--- Begin ---
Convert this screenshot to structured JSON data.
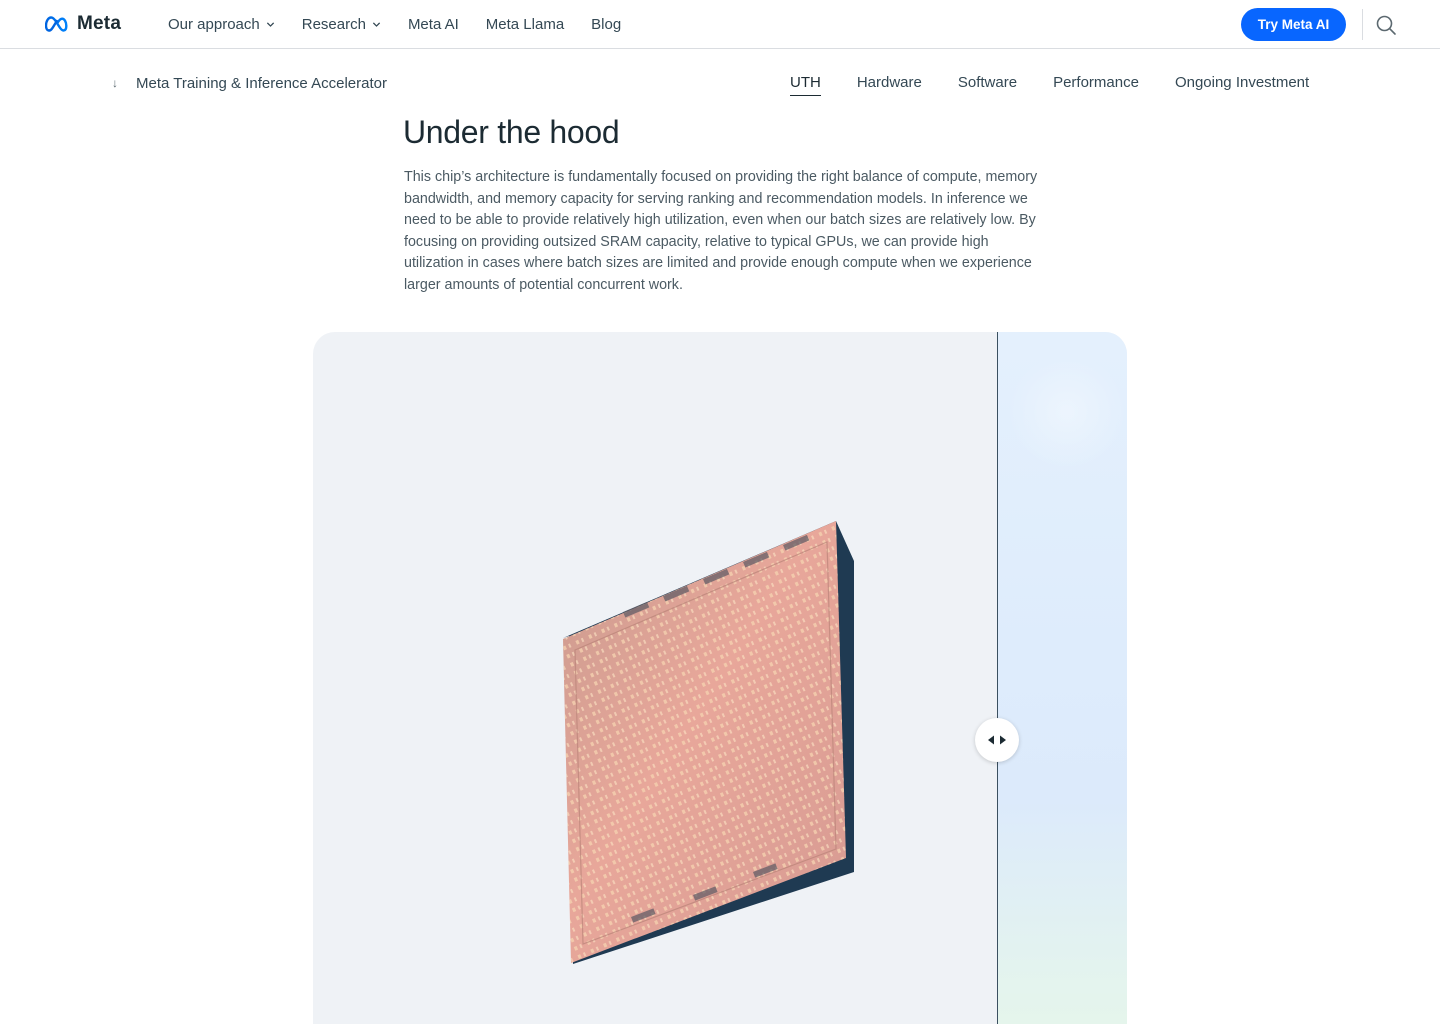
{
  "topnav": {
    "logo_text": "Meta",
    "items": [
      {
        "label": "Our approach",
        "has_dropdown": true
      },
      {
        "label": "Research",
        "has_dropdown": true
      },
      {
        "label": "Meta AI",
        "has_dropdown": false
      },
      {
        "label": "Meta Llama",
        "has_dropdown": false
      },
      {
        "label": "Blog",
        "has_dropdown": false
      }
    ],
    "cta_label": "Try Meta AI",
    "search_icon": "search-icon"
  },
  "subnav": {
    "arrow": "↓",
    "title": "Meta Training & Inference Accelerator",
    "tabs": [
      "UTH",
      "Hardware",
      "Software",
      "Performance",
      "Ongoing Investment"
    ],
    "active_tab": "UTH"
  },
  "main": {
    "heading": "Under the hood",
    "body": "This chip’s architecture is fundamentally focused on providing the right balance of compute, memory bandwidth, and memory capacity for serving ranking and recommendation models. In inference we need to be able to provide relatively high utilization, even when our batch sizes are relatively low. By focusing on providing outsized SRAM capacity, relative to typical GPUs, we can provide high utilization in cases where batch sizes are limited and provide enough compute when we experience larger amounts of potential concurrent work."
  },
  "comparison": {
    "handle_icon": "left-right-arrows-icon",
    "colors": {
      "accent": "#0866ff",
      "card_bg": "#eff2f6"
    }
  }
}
--- End ---
● What you are asked to do:
Print the entries above exactly, taking out only the pictures.

● Output for this exercise:
Convert this screenshot to structured JSON data.
{
  "topnav": {
    "logo_text": "Meta",
    "items": [
      {
        "label": "Our approach",
        "has_dropdown": true
      },
      {
        "label": "Research",
        "has_dropdown": true
      },
      {
        "label": "Meta AI",
        "has_dropdown": false
      },
      {
        "label": "Meta Llama",
        "has_dropdown": false
      },
      {
        "label": "Blog",
        "has_dropdown": false
      }
    ],
    "cta_label": "Try Meta AI",
    "search_icon": "search-icon"
  },
  "subnav": {
    "arrow": "↓",
    "title": "Meta Training & Inference Accelerator",
    "tabs": [
      "UTH",
      "Hardware",
      "Software",
      "Performance",
      "Ongoing Investment"
    ],
    "active_tab": "UTH"
  },
  "main": {
    "heading": "Under the hood",
    "body": "This chip’s architecture is fundamentally focused on providing the right balance of compute, memory bandwidth, and memory capacity for serving ranking and recommendation models. In inference we need to be able to provide relatively high utilization, even when our batch sizes are relatively low. By focusing on providing outsized SRAM capacity, relative to typical GPUs, we can provide high utilization in cases where batch sizes are limited and provide enough compute when we experience larger amounts of potential concurrent work."
  },
  "comparison": {
    "handle_icon": "left-right-arrows-icon",
    "colors": {
      "accent": "#0866ff",
      "card_bg": "#eff2f6"
    }
  }
}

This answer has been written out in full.